- _Direction_:
Turn every line of the records below into a Markdown table with two columns, No. for the row number and Text for the line itself. Leave out blank lines and the pictures.

- _Dataset_:

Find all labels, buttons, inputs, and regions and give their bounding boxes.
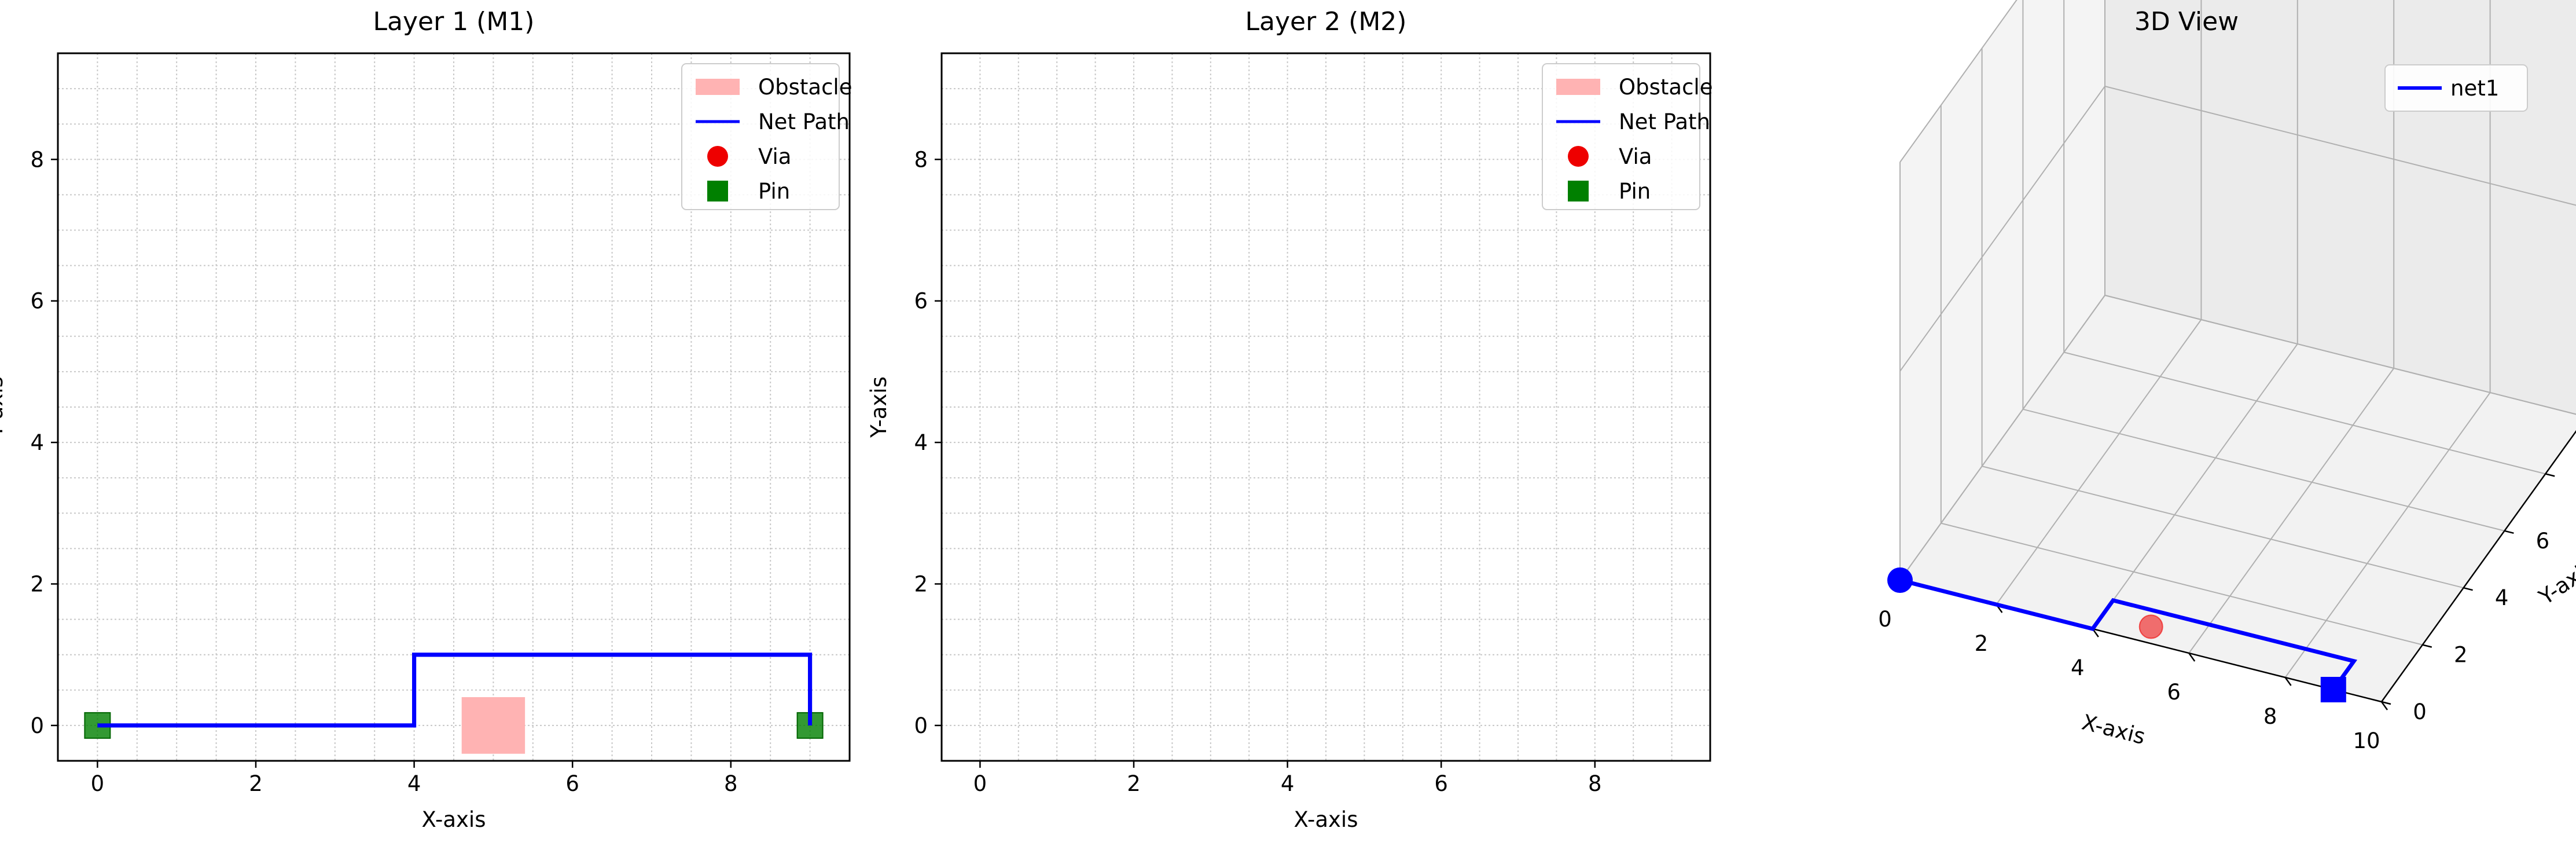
grid-back-z <box>2104 86 2576 206</box>
y-tick-label: 2 <box>914 572 928 597</box>
x-tick-label: 6 <box>1434 771 1448 796</box>
legend-box <box>2384 64 2528 112</box>
x-tick-label: 8 <box>1588 771 1602 796</box>
legend-label: Obstacle <box>758 75 852 100</box>
grid-floor-y <box>2023 408 2505 532</box>
plot-frame <box>57 52 851 762</box>
grid-floor-x <box>1996 319 2202 605</box>
x-axis-label: X-axis <box>1294 807 1358 832</box>
panel-title: Layer 1 (M1) <box>373 7 535 36</box>
legend: Obstacle Net Path Via Pin <box>1542 63 1713 210</box>
y-tick-label: 0 <box>2413 699 2427 724</box>
legend-label: net1 <box>2450 76 2499 101</box>
x-tick-label: 4 <box>2071 655 2085 680</box>
y-tick <box>2504 530 2514 534</box>
x-tick-label: 0 <box>1878 607 1892 632</box>
legend-label: Via <box>1619 144 1652 169</box>
legend-obstacle-swatch <box>696 79 740 95</box>
legend-box <box>681 63 840 210</box>
y-tick <box>2463 587 2473 591</box>
x-tick <box>2380 701 2388 710</box>
grid-left-z <box>1899 86 2105 372</box>
legend: net1 <box>2384 64 2528 112</box>
x-tick-label: 2 <box>1975 631 1989 656</box>
x-axis-label: X-axis <box>422 807 486 832</box>
legend-label: Net Path <box>758 109 850 134</box>
legend-obstacle-swatch <box>1556 79 1600 95</box>
x-tick-label: 10 <box>2353 728 2380 753</box>
y-tick-label: 2 <box>30 572 44 597</box>
y-tick <box>2422 644 2432 648</box>
legend-via-swatch <box>1568 146 1589 167</box>
panel-title: 3D View <box>2134 7 2239 36</box>
net-path-overlay <box>97 653 813 728</box>
grid-left-z <box>1899 0 2018 163</box>
x-tick-label: 0 <box>973 771 987 796</box>
plot-frame <box>940 52 1711 762</box>
x-tick-label: 4 <box>407 771 421 796</box>
grid-back-z <box>2104 295 2576 415</box>
grid-floor-y <box>1982 466 2464 589</box>
layer1-panel: 0 2 4 6 8 0 2 4 6 8 Layer 1 (M1) X-axis Y-axis Obstac… <box>0 7 852 832</box>
grid-floor-y <box>2063 351 2546 475</box>
y-tick-label: 8 <box>30 147 44 172</box>
y-tick-label: 6 <box>30 289 44 314</box>
x-tick-label: 4 <box>1281 771 1295 796</box>
x-tick <box>2284 677 2292 686</box>
x-tick-label: 6 <box>2167 680 2181 705</box>
legend-label: Via <box>758 144 791 169</box>
legend-pin-swatch <box>707 181 728 201</box>
y-axis-label: Y-axis <box>866 376 891 438</box>
grid-floor-x <box>2188 368 2395 654</box>
y-tick <box>2545 473 2555 477</box>
y-axis-line <box>2380 430 2576 702</box>
layer2-panel: 0 2 4 6 8 0 2 4 6 8 Layer 2 (M2) X-axis Y-axis Obstac… <box>866 7 1713 832</box>
legend-pin-swatch <box>1568 181 1589 201</box>
grid-left-z <box>1899 295 2105 581</box>
x-tick-label: 8 <box>724 771 738 796</box>
legend: Obstacle Net Path Via Pin <box>681 63 852 210</box>
y-tick-label: 2 <box>2454 643 2468 668</box>
grid-floor-x <box>2092 343 2298 629</box>
legend-label: Obstacle <box>1619 75 1713 100</box>
legend-via-swatch <box>707 146 728 167</box>
y-tick-label: 4 <box>30 430 44 455</box>
net1-path <box>1899 578 2358 691</box>
via-marker <box>2138 614 2163 639</box>
legend-label: Pin <box>758 179 790 204</box>
x-tick-label: 6 <box>565 771 579 796</box>
y-tick-label: 0 <box>30 713 44 738</box>
x-tick-label: 2 <box>1127 771 1141 796</box>
y-tick-label: 6 <box>914 289 928 314</box>
y-tick-label: 0 <box>914 713 928 738</box>
y-tick-label: 8 <box>914 147 928 172</box>
obstacle <box>461 697 526 754</box>
grid-floor-x <box>2284 392 2491 678</box>
y-axis-label: Y-axis <box>0 376 8 438</box>
y-tick-label: 4 <box>914 430 928 455</box>
start-marker <box>1887 567 1913 593</box>
panel-title: Layer 2 (M2) <box>1245 7 1407 36</box>
legend-label: Net Path <box>1619 109 1710 134</box>
x-tick-label: 2 <box>249 771 263 796</box>
y-tick-label: 6 <box>2536 529 2550 554</box>
end-marker <box>2320 677 2346 702</box>
y-tick-label: 4 <box>2495 585 2509 610</box>
y-tick <box>2381 701 2391 705</box>
legend-label: Pin <box>1619 179 1651 204</box>
legend-box <box>1542 63 1700 210</box>
x-tick-label: 8 <box>2263 704 2277 729</box>
grid-floor-y <box>1941 522 2423 646</box>
x-tick-label: 0 <box>91 771 105 796</box>
x-tick <box>2188 653 2196 662</box>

- _Response to the task_:
| No. | Text |
|---|---|
| 1 | Find all labels, buttons, inputs, and regions and give their bounding boxes. |
| 2 | grid-back-z <box>2104 86 2576 206</box> |
| 3 | y-tick-label: 2 <box>914 572 928 597</box> |
| 4 | x-tick-label: 6 <box>1434 771 1448 796</box> |
| 5 | legend-box <box>2384 64 2528 112</box> |
| 6 | x-tick-label: 8 <box>1588 771 1602 796</box> |
| 7 | legend-label: Obstacle <box>758 75 852 100</box> |
| 8 | grid-floor-y <box>2023 408 2505 532</box> |
| 9 | plot-frame <box>57 52 851 762</box> |
| 10 | grid-floor-x <box>1996 319 2202 605</box> |
| 11 | x-axis-label: X-axis <box>1294 807 1358 832</box> |
| 12 | panel-title: Layer 1 (M1) <box>373 7 535 36</box> |
| 13 | legend: Obstacle Net Path Via Pin <box>1542 63 1713 210</box> |
| 14 | y-tick-label: 0 <box>2413 699 2427 724</box> |
| 15 | legend-label: net1 <box>2450 76 2499 101</box> |
| 16 | x-tick-label: 4 <box>2071 655 2085 680</box> |
| 17 | y-tick <box>2504 530 2514 534</box> |
| 18 | x-tick-label: 0 <box>1878 607 1892 632</box> |
| 19 | legend-label: Via <box>1619 144 1652 169</box> |
| 20 | legend-obstacle-swatch <box>696 79 740 95</box> |
| 21 | legend-box <box>681 63 840 210</box> |
| 22 | y-tick <box>2463 587 2473 591</box> |
| 23 | x-tick <box>2380 701 2388 710</box> |
| 24 | grid-left-z <box>1899 86 2105 372</box> |
| 25 | legend: net1 <box>2384 64 2528 112</box> |
| 26 | x-tick-label: 2 <box>1975 631 1989 656</box> |
| 27 | x-axis-label: X-axis <box>422 807 486 832</box> |
| 28 | legend-label: Net Path <box>758 109 850 134</box> |
| 29 | legend-obstacle-swatch <box>1556 79 1600 95</box> |
| 30 | x-tick-label: 10 <box>2353 728 2380 753</box> |
| 31 | y-tick-label: 2 <box>30 572 44 597</box> |
| 32 | y-tick <box>2422 644 2432 648</box> |
| 33 | legend-via-swatch <box>1568 146 1589 167</box> |
| 34 | panel-title: 3D View <box>2134 7 2239 36</box> |
| 35 | net-path-overlay <box>97 653 813 728</box> |
| 36 | grid-left-z <box>1899 0 2018 163</box> |
| 37 | x-tick-label: 0 <box>973 771 987 796</box> |
| 38 | plot-frame <box>940 52 1711 762</box> |
| 39 | x-tick-label: 4 <box>407 771 421 796</box> |
| 40 | grid-back-z <box>2104 295 2576 415</box> |
| 41 | grid-floor-y <box>1982 466 2464 589</box> |
| 42 | layer1-panel: 0 2 4 6 8 0 2 4 6 8 Layer 1 (M1) X-axis Y-axis Obstac… <box>0 7 852 832</box> |
| 43 | grid-floor-y <box>2063 351 2546 475</box> |
| 44 | y-tick-label: 8 <box>30 147 44 172</box> |
| 45 | y-tick-label: 6 <box>30 289 44 314</box> |
| 46 | x-tick-label: 4 <box>1281 771 1295 796</box> |
| 47 | x-tick <box>2284 677 2292 686</box> |
| 48 | x-tick-label: 6 <box>2167 680 2181 705</box> |
| 49 | legend-label: Via <box>758 144 791 169</box> |
| 50 | legend-pin-swatch <box>707 181 728 201</box> |
| 51 | y-axis-label: Y-axis <box>866 376 891 438</box> |
| 52 | grid-floor-x <box>2188 368 2395 654</box> |
| 53 | y-tick <box>2545 473 2555 477</box> |
| 54 | y-axis-line <box>2380 430 2576 702</box> |
| 55 | layer2-panel: 0 2 4 6 8 0 2 4 6 8 Layer 2 (M2) X-axis Y-axis Obstac… <box>866 7 1713 832</box> |
| 56 | legend-pin-swatch <box>1568 181 1589 201</box> |
| 57 | grid-left-z <box>1899 295 2105 581</box> |
| 58 | x-tick-label: 8 <box>724 771 738 796</box> |
| 59 | legend: Obstacle Net Path Via Pin <box>681 63 852 210</box> |
| 60 | y-tick-label: 2 <box>2454 643 2468 668</box> |
| 61 | grid-floor-x <box>2092 343 2298 629</box> |
| 62 | legend-label: Obstacle <box>1619 75 1713 100</box> |
| 63 | legend-via-swatch <box>707 146 728 167</box> |
| 64 | y-tick-label: 4 <box>30 430 44 455</box> |
| 65 | net1-path <box>1899 578 2358 691</box> |
| 66 | via-marker <box>2138 614 2163 639</box> |
| 67 | legend-label: Pin <box>758 179 790 204</box> |
| 68 | x-tick-label: 6 <box>565 771 579 796</box> |
| 69 | y-tick-label: 0 <box>30 713 44 738</box> |
| 70 | x-tick-label: 2 <box>1127 771 1141 796</box> |
| 71 | y-tick-label: 6 <box>914 289 928 314</box> |
| 72 | y-tick-label: 0 <box>914 713 928 738</box> |
| 73 | y-tick-label: 8 <box>914 147 928 172</box> |
| 74 | obstacle <box>461 697 526 754</box> |
| 75 | grid-floor-x <box>2284 392 2491 678</box> |
| 76 | y-axis-label: Y-axis <box>0 376 8 438</box> |
| 77 | y-tick-label: 4 <box>914 430 928 455</box> |
| 78 | start-marker <box>1887 567 1913 593</box> |
| 79 | panel-title: Layer 2 (M2) <box>1245 7 1407 36</box> |
| 80 | legend-label: Net Path <box>1619 109 1710 134</box> |
| 81 | x-tick-label: 2 <box>249 771 263 796</box> |
| 82 | y-tick-label: 6 <box>2536 529 2550 554</box> |
| 83 | end-marker <box>2320 677 2346 702</box> |
| 84 | y-tick-label: 4 <box>2495 585 2509 610</box> |
| 85 | y-tick <box>2381 701 2391 705</box> |
| 86 | legend-label: Pin <box>1619 179 1651 204</box> |
| 87 | legend-box <box>1542 63 1700 210</box> |
| 88 | x-tick-label: 8 <box>2263 704 2277 729</box> |
| 89 | grid-floor-y <box>1941 522 2423 646</box> |
| 90 | x-tick-label: 0 <box>91 771 105 796</box> |
| 91 | x-tick <box>2188 653 2196 662</box> |